**RECORDS**
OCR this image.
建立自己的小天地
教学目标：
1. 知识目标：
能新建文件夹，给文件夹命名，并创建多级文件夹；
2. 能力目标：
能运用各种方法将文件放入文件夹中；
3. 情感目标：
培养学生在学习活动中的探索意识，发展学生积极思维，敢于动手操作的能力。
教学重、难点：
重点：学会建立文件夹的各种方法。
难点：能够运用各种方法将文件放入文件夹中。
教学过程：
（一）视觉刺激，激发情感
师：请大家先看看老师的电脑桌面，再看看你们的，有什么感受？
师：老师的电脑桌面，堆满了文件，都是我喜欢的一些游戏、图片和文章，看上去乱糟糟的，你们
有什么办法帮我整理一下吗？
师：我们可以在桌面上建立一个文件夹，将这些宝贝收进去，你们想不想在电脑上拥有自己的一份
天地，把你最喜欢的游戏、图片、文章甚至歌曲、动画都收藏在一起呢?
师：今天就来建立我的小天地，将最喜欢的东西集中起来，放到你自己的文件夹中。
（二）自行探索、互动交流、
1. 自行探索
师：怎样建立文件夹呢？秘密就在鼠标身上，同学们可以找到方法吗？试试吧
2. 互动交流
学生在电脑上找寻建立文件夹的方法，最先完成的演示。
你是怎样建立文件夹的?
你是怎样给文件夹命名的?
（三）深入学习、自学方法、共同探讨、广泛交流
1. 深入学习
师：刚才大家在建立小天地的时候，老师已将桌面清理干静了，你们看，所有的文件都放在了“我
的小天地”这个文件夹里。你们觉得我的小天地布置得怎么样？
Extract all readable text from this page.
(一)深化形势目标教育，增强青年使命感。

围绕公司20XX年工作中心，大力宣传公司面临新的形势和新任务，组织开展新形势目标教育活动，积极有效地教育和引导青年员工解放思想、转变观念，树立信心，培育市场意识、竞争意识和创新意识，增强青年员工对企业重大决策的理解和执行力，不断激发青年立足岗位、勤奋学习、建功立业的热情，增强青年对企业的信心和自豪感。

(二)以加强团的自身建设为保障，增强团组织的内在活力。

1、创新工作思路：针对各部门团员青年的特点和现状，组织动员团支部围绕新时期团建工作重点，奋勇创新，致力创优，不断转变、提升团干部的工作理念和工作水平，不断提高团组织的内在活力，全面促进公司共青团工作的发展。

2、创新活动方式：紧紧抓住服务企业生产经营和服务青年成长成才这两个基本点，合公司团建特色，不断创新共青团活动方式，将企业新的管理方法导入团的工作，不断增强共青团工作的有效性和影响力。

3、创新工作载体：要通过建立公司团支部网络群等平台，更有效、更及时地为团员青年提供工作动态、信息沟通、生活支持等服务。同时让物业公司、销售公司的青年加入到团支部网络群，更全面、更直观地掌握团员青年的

**WHAT TO DO**
Each line of the listing should be copied exactly.

**FULL RESPONSE**
OCR this image.
建立自己的小天地
教学目标：
1. 知识目标：
能新建文件夹，给文件夹命名，并创建多级文件夹；
2. 能力目标：
能运用各种方法将文件放入文件夹中；
3. 情感目标：
培养学生在学习活动中的探索意识，发展学生积极思维，敢于动手操作的能力。
教学重、难点：
重点：学会建立文件夹的各种方法。
难点：能够运用各种方法将文件放入文件夹中。
教学过程：
（一）视觉刺激，激发情感
师：请大家先看看老师的电脑桌面，再看看你们的，有什么感受？
师：老师的电脑桌面，堆满了文件，都是我喜欢的一些游戏、图片和文章，看上去乱糟糟的，你们
有什么办法帮我整理一下吗？
师：我们可以在桌面上建立一个文件夹，将这些宝贝收进去，你们想不想在电脑上拥有自己的一份
天地，把你最喜欢的游戏、图片、文章甚至歌曲、动画都收藏在一起呢?
师：今天就来建立我的小天地，将最喜欢的东西集中起来，放到你自己的文件夹中。
（二）自行探索、互动交流、
1. 自行探索
师：怎样建立文件夹呢？秘密就在鼠标身上，同学们可以找到方法吗？试试吧
2. 互动交流
学生在电脑上找寻建立文件夹的方法，最先完成的演示。
你是怎样建立文件夹的?
你是怎样给文件夹命名的?
（三）深入学习、自学方法、共同探讨、广泛交流
1. 深入学习
师：刚才大家在建立小天地的时候，老师已将桌面清理干静了，你们看，所有的文件都放在了“我
的小天地”这个文件夹里。你们觉得我的小天地布置得怎么样？
Extract all readable text from this page.
(一)深化形势目标教育，增强青年使命感。

围绕公司20XX年工作中心，大力宣传公司面临新的形势和新任务，组织开展新形势目标教育活动，积极有效地教育和引导青年员工解放思想、转变观念，树立信心，培育市场意识、竞争意识和创新意识，增强青年员工对企业重大决策的理解和执行力，不断激发青年立足岗位、勤奋学习、建功立业的热情，增强青年对企业的信心和自豪感。

(二)以加强团的自身建设为保障，增强团组织的内在活力。

1、创新工作思路：针对各部门团员青年的特点和现状，组织动员团支部围绕新时期团建工作重点，奋勇创新，致力创优，不断转变、提升团干部的工作理念和工作水平，不断提高团组织的内在活力，全面促进公司共青团工作的发展。

2、创新活动方式：紧紧抓住服务企业生产经营和服务青年成长成才这两个基本点，合公司团建特色，不断创新共青团活动方式，将企业新的管理方法导入团的工作，不断增强共青团工作的有效性和影响力。

3、创新工作载体：要通过建立公司团支部网络群等平台，更有效、更及时地为团员青年提供工作动态、信息沟通、生活支持等服务。同时让物业公司、销售公司的青年加入到团支部网络群，更全面、更直观地掌握团员青年的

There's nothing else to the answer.